**** EXTRACTED DATA

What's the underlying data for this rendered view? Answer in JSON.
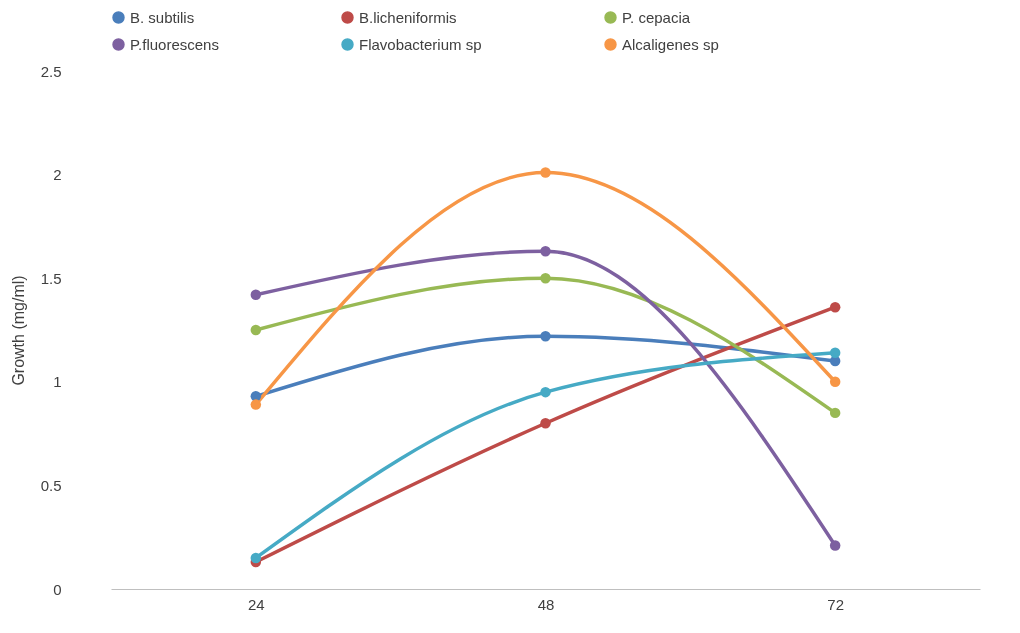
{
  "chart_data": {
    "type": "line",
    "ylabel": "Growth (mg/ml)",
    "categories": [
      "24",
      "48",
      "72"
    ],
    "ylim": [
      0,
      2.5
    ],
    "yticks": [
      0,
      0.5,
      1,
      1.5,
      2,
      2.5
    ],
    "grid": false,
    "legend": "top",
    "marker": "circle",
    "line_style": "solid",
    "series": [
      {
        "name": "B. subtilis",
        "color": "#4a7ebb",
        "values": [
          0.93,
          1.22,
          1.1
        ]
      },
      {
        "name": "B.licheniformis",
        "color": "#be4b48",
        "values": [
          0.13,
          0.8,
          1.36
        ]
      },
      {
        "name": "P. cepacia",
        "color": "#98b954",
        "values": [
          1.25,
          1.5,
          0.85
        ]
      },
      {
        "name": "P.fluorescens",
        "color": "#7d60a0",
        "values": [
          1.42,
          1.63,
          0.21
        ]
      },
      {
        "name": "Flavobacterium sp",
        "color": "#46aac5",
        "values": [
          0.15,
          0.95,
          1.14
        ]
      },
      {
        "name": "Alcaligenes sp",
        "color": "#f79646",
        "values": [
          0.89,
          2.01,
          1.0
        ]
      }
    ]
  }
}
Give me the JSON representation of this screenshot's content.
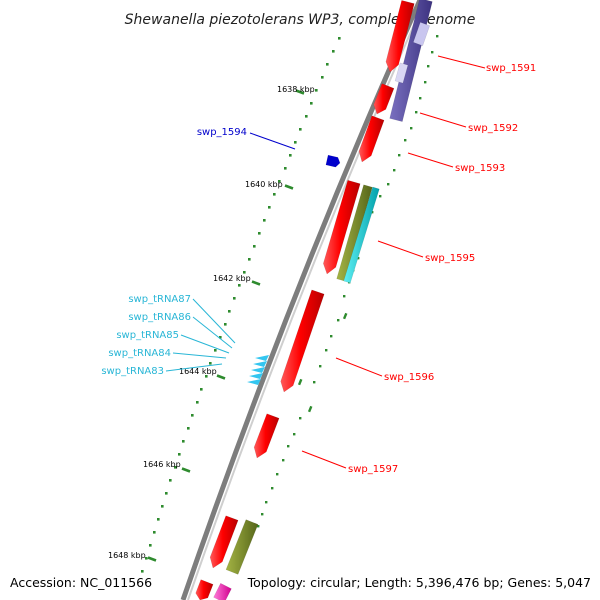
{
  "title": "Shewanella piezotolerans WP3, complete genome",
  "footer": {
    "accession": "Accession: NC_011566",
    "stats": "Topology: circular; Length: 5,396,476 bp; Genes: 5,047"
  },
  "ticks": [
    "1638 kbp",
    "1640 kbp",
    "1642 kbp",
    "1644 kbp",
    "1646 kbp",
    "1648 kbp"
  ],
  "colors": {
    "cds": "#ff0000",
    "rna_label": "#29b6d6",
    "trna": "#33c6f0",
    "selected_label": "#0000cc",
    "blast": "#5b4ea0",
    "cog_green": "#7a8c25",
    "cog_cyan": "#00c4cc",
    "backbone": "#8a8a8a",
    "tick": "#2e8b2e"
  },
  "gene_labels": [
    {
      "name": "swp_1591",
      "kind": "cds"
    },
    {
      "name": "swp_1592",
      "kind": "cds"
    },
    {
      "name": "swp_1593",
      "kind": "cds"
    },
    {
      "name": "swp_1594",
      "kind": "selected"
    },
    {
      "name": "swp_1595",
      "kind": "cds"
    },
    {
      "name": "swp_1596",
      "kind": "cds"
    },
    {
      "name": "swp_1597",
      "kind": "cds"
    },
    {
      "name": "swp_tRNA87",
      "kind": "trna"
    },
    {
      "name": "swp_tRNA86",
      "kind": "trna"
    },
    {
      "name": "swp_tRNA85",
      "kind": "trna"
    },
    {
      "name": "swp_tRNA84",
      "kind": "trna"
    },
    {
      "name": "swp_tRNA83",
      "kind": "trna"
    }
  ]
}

********

Every line above that holds the string "this" should be returned.

What's the underlying data for this rendered view? Answer in JSON.
Give me the JSON representation of this screenshot's content.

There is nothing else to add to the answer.